(Some records)
-----

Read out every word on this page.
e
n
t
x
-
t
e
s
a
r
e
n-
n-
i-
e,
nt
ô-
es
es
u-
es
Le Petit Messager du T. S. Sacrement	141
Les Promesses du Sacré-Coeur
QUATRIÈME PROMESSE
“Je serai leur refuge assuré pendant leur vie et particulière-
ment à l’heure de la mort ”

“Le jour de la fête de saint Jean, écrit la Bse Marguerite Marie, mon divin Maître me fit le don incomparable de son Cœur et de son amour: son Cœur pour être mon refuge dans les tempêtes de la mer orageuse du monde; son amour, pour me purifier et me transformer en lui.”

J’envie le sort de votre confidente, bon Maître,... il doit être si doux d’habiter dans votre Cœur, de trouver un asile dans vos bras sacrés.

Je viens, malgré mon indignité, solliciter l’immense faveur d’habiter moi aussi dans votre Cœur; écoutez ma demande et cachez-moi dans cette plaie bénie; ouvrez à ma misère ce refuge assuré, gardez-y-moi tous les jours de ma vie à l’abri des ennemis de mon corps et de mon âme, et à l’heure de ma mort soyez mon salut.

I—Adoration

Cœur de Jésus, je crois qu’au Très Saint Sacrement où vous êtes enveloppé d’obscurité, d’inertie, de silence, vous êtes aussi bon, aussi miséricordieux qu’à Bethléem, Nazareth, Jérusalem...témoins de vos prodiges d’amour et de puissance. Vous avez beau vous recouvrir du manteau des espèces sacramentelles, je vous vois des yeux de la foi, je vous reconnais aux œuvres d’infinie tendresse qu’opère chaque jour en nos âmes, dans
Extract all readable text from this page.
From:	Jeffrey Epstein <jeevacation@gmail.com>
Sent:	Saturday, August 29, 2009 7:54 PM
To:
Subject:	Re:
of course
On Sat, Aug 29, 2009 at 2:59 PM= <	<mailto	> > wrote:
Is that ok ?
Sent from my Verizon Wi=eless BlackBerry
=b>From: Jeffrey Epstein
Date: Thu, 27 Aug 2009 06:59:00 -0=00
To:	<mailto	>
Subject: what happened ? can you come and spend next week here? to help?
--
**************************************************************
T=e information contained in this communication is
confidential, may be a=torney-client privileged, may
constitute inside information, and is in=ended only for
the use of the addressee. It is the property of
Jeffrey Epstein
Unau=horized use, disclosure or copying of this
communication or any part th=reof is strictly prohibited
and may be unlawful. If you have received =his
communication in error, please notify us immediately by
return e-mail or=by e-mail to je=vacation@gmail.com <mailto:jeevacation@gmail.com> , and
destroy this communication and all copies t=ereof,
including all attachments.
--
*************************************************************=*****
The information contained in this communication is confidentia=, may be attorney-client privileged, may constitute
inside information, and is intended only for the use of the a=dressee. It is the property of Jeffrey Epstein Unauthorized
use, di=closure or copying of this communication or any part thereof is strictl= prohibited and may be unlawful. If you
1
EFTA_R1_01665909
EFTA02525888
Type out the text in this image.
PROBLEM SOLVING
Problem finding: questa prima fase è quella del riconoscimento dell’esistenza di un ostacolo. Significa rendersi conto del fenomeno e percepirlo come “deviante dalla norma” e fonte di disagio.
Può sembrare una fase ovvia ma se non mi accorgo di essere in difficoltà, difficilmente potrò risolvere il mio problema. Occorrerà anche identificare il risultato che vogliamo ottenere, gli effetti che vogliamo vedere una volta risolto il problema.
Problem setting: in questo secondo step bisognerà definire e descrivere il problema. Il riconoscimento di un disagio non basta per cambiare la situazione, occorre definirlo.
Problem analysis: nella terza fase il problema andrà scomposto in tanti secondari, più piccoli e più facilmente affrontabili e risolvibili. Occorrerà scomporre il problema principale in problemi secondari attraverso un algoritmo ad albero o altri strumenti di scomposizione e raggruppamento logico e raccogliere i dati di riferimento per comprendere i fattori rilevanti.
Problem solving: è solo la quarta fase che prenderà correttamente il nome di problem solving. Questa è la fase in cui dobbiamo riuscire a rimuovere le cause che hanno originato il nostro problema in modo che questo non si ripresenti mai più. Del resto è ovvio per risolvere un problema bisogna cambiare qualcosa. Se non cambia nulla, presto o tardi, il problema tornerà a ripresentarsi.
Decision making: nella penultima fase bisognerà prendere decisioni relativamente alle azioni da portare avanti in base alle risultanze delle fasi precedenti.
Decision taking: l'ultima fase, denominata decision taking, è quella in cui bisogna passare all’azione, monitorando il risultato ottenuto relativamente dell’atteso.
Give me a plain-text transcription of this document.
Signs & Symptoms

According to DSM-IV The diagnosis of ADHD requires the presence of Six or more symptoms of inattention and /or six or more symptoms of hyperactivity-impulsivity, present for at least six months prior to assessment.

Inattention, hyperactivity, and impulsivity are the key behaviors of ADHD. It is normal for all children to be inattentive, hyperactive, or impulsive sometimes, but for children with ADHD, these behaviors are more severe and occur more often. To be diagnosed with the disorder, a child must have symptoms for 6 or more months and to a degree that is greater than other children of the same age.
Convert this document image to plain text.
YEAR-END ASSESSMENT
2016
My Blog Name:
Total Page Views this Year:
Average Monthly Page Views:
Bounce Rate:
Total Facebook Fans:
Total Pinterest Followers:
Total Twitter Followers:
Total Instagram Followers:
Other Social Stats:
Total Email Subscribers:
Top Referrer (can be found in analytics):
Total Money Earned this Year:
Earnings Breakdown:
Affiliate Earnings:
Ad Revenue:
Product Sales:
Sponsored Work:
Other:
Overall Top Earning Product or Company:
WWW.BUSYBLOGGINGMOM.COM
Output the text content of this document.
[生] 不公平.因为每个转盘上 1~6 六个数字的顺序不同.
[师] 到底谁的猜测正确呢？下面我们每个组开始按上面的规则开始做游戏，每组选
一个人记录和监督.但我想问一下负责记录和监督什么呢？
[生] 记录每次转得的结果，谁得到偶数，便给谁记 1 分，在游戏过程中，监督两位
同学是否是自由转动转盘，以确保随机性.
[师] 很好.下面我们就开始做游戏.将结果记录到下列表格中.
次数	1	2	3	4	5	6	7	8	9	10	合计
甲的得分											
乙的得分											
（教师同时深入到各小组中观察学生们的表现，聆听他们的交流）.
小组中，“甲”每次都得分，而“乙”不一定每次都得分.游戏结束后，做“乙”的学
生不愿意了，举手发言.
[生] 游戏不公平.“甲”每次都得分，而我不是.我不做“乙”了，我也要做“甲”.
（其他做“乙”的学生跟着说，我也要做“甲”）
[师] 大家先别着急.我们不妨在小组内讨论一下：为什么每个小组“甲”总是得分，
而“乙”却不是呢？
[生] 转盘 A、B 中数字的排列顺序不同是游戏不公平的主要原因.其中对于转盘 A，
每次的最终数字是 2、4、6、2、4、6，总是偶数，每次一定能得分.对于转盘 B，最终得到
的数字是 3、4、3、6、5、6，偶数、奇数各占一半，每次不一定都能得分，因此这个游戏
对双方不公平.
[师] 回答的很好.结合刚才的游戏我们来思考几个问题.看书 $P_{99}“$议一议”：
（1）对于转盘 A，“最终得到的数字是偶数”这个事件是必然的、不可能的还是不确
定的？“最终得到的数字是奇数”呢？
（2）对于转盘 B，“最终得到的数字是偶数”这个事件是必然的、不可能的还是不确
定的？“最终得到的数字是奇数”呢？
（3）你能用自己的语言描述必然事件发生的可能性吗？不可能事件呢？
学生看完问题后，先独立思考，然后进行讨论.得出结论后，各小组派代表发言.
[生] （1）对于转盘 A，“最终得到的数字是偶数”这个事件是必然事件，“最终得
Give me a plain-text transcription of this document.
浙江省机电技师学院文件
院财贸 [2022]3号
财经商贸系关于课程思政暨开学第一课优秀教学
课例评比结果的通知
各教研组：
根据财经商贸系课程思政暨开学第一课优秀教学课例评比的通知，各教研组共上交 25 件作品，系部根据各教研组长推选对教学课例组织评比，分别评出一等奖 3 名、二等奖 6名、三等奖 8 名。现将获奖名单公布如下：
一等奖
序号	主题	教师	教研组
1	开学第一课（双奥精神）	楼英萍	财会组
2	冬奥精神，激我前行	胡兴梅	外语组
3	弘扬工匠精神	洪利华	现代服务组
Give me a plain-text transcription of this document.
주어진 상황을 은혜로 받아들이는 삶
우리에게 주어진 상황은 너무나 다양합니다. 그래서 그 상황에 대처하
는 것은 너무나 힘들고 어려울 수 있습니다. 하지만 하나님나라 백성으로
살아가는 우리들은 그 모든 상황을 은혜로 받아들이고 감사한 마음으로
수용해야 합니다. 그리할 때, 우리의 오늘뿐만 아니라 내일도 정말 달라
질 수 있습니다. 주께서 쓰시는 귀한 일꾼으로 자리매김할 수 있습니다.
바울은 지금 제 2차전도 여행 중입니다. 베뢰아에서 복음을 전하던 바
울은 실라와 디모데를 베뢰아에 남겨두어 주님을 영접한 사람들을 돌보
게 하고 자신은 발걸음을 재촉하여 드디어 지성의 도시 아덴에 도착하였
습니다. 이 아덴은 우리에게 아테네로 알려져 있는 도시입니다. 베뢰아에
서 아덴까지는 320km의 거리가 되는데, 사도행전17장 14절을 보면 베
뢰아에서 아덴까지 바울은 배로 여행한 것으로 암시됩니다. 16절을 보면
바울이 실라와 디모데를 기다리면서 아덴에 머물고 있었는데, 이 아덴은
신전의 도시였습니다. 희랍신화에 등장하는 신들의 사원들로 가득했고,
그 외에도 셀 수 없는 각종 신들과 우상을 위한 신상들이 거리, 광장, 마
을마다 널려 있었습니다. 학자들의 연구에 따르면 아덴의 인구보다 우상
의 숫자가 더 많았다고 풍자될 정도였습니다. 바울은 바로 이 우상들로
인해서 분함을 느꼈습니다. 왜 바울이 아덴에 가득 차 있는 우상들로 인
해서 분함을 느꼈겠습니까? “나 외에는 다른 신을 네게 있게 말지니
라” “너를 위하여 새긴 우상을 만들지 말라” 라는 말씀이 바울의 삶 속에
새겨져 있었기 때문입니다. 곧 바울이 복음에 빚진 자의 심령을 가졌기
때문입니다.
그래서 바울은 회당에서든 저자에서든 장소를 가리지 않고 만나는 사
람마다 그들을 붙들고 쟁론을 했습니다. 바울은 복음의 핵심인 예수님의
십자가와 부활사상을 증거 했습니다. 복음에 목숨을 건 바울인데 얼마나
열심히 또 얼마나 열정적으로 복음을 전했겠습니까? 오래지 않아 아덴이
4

-----

*Problem statement*
Copy every line of the data that holds the string "这个事件是必然的".

*Final result*
（1）对于转盘 A，“最终得到的数字是偶数”这个事件是必然的、不可能的还是不确
（2）对于转盘 B，“最终得到的数字是偶数”这个事件是必然的、不可能的还是不确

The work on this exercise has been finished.